- _Action item_
What is the number of lines in the entries below that include the word "name"? Provide the number only.

- _Information given_
-=-=-=-=-

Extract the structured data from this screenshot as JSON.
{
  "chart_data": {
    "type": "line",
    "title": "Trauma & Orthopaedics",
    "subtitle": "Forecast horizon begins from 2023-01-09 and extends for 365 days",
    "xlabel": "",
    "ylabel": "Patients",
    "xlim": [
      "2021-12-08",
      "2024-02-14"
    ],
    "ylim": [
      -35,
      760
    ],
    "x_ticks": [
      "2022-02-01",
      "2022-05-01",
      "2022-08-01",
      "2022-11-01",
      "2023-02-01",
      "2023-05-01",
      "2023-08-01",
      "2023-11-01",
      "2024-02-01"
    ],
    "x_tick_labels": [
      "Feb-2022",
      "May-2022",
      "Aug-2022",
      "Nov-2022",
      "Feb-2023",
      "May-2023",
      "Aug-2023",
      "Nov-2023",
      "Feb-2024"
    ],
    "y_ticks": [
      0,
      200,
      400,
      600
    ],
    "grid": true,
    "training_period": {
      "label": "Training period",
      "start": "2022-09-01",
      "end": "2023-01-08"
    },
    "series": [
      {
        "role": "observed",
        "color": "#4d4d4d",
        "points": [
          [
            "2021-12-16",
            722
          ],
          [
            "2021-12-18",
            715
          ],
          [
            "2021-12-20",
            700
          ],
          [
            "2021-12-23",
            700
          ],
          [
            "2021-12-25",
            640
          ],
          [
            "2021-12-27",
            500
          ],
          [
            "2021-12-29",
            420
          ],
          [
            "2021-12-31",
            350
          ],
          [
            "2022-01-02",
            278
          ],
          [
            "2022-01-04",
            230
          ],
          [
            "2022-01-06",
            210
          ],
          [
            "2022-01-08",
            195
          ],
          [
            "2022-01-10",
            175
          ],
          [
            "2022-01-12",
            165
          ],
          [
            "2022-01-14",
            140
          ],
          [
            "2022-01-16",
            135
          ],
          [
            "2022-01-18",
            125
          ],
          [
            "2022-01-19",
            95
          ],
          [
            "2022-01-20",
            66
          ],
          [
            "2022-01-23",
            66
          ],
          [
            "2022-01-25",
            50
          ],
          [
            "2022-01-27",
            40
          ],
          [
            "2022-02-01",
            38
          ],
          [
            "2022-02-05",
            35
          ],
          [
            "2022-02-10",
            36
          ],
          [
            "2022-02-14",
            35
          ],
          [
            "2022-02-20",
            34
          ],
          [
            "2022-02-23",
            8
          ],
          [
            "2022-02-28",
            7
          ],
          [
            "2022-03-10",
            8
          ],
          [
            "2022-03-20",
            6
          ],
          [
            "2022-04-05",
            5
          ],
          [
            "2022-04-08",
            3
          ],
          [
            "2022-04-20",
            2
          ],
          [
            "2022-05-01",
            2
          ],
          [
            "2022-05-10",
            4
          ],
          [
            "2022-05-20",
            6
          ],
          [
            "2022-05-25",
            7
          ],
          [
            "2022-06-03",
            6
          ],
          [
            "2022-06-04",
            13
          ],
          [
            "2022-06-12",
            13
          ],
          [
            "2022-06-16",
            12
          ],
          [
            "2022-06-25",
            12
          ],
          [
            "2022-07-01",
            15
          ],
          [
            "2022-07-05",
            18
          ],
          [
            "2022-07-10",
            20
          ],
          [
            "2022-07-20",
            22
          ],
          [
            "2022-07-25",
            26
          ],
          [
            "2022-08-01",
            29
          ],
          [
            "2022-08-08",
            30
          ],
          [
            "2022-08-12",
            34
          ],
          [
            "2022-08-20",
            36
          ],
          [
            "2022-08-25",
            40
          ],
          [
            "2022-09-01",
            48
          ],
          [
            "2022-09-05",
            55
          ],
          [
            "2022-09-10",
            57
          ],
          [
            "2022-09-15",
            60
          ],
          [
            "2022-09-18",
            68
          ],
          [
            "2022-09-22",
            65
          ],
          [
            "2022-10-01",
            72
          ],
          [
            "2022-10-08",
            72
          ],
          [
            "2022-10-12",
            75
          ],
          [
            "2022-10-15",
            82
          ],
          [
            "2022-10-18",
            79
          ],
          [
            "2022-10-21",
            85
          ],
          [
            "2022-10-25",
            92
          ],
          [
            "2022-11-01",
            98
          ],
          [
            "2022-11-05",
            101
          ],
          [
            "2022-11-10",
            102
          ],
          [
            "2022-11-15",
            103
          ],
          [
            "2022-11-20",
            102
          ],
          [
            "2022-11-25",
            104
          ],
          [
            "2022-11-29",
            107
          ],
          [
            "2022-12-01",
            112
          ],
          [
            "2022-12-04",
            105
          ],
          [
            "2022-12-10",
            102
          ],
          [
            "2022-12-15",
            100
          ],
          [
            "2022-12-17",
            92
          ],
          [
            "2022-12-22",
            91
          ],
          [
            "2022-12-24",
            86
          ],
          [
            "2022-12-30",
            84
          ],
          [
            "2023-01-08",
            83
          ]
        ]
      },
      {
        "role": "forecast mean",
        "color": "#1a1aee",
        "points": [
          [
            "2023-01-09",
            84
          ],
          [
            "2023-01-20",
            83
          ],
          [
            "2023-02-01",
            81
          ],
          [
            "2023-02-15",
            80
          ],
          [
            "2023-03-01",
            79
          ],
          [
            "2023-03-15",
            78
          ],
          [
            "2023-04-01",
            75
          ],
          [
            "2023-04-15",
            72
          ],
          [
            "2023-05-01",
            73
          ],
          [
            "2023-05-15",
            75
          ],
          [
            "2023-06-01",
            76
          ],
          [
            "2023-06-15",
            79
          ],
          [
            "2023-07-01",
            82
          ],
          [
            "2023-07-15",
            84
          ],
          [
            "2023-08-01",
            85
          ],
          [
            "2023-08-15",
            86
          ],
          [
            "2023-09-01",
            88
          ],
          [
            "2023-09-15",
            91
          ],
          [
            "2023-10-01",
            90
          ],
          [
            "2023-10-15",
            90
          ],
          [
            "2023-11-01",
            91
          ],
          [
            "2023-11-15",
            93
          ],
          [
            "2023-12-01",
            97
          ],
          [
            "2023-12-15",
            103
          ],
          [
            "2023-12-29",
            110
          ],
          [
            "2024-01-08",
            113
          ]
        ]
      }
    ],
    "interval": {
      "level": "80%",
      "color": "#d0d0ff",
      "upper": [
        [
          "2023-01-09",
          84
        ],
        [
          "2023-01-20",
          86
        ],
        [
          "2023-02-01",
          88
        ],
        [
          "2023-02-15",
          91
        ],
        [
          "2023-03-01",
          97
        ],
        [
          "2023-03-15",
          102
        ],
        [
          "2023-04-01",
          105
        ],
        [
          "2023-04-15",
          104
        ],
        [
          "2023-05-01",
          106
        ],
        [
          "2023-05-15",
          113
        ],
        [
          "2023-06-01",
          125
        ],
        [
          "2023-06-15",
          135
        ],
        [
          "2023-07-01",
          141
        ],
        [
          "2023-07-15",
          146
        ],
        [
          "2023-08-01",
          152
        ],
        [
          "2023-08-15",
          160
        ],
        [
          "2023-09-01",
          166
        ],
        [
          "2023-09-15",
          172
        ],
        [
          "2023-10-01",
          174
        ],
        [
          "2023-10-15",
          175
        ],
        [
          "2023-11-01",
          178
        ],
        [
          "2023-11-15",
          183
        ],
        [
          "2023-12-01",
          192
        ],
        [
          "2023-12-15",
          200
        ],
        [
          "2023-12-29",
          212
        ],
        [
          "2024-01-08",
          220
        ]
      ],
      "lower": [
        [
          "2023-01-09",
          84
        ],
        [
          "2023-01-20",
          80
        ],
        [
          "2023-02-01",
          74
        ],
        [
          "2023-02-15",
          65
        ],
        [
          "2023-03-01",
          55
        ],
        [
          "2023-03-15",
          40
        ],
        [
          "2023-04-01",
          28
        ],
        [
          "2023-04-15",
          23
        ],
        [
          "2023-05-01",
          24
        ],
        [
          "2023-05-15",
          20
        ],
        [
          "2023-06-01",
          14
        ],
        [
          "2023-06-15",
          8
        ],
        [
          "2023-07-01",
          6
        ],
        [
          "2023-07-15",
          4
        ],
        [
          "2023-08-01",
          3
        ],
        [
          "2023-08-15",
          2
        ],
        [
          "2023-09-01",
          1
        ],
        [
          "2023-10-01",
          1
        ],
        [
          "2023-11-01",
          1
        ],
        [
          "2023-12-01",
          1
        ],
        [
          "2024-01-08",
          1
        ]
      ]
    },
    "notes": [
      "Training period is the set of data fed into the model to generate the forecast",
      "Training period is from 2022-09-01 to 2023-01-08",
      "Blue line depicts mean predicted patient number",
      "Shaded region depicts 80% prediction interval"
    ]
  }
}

-=-=-=-=-

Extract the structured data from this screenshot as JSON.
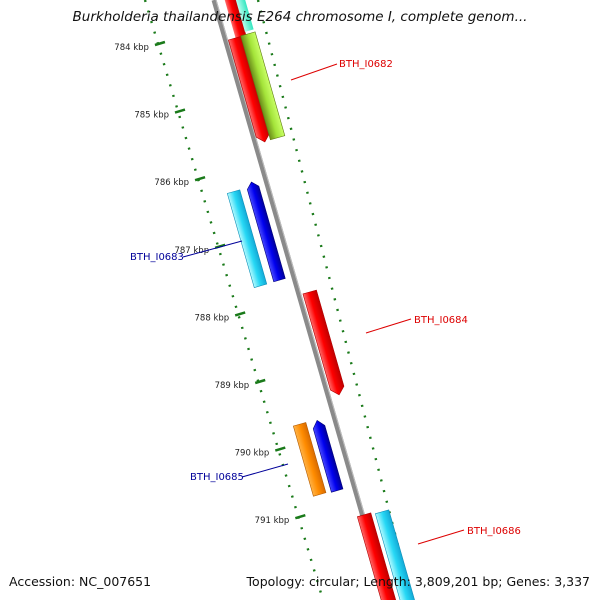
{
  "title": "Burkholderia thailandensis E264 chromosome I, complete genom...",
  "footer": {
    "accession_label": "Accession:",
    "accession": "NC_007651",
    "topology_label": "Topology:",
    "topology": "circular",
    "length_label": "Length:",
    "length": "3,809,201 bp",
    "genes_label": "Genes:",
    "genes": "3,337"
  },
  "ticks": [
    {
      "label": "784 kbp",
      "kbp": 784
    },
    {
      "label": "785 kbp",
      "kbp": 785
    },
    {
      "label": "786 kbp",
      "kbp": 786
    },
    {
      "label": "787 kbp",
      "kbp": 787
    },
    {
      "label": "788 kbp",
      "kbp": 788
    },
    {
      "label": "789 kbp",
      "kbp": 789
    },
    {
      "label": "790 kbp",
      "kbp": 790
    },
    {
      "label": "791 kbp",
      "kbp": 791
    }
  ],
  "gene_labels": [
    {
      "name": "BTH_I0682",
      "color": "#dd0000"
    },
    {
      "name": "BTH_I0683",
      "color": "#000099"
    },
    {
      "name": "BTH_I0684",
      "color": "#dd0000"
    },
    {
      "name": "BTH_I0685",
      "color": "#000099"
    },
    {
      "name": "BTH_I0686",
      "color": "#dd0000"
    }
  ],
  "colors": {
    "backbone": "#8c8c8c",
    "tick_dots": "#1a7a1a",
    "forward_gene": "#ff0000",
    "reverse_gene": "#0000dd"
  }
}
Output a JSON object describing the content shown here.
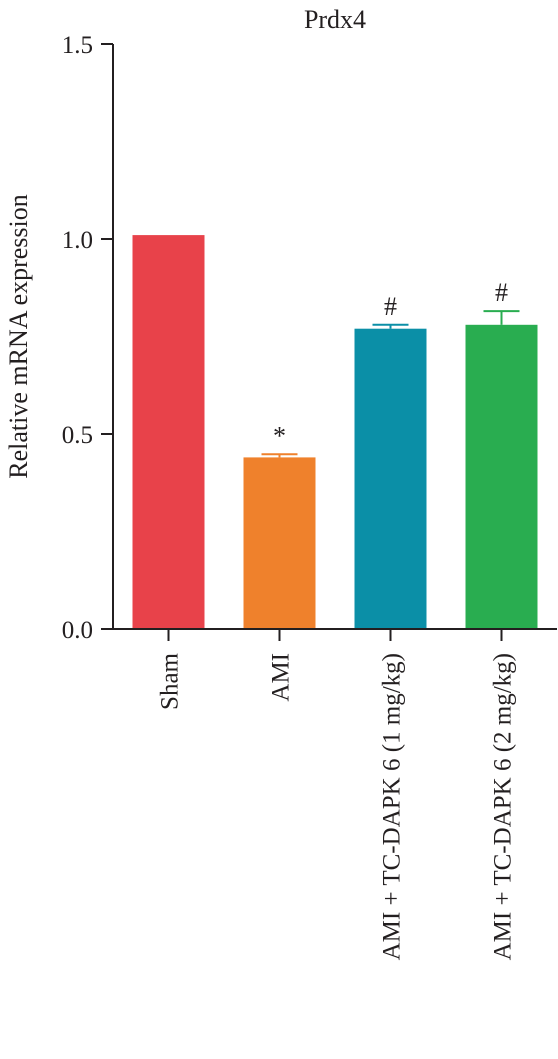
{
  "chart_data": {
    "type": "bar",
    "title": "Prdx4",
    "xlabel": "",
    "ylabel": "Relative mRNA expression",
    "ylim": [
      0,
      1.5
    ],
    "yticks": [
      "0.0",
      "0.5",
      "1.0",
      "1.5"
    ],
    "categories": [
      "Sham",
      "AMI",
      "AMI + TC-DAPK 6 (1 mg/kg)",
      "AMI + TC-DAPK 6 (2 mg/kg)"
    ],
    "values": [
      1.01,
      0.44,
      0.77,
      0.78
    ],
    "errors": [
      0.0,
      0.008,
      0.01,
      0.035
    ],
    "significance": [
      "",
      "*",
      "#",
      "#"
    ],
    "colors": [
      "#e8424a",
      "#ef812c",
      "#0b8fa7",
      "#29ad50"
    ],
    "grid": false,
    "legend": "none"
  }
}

-=-=-=-=-

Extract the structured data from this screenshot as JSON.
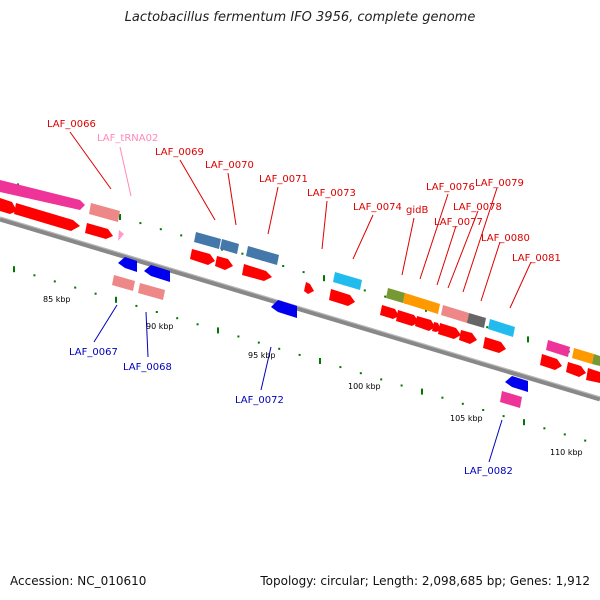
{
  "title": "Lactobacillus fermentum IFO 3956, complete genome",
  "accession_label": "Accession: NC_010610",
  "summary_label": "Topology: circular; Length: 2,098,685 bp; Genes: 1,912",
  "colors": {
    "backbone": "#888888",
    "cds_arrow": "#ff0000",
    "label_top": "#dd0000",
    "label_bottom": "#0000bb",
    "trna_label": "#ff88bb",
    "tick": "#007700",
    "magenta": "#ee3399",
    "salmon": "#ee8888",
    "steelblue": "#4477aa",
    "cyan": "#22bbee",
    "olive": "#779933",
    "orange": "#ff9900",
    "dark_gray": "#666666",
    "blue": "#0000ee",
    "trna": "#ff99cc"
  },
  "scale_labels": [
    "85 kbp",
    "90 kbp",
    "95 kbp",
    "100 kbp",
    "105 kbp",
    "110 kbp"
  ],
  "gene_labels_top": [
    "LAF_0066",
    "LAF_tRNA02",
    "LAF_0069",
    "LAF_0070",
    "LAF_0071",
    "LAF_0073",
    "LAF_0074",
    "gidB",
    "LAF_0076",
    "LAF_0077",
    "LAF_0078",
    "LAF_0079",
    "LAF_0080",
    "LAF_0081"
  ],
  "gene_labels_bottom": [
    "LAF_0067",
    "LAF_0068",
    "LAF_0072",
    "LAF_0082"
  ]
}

-=-=-=-=-

- _Exercise response_
5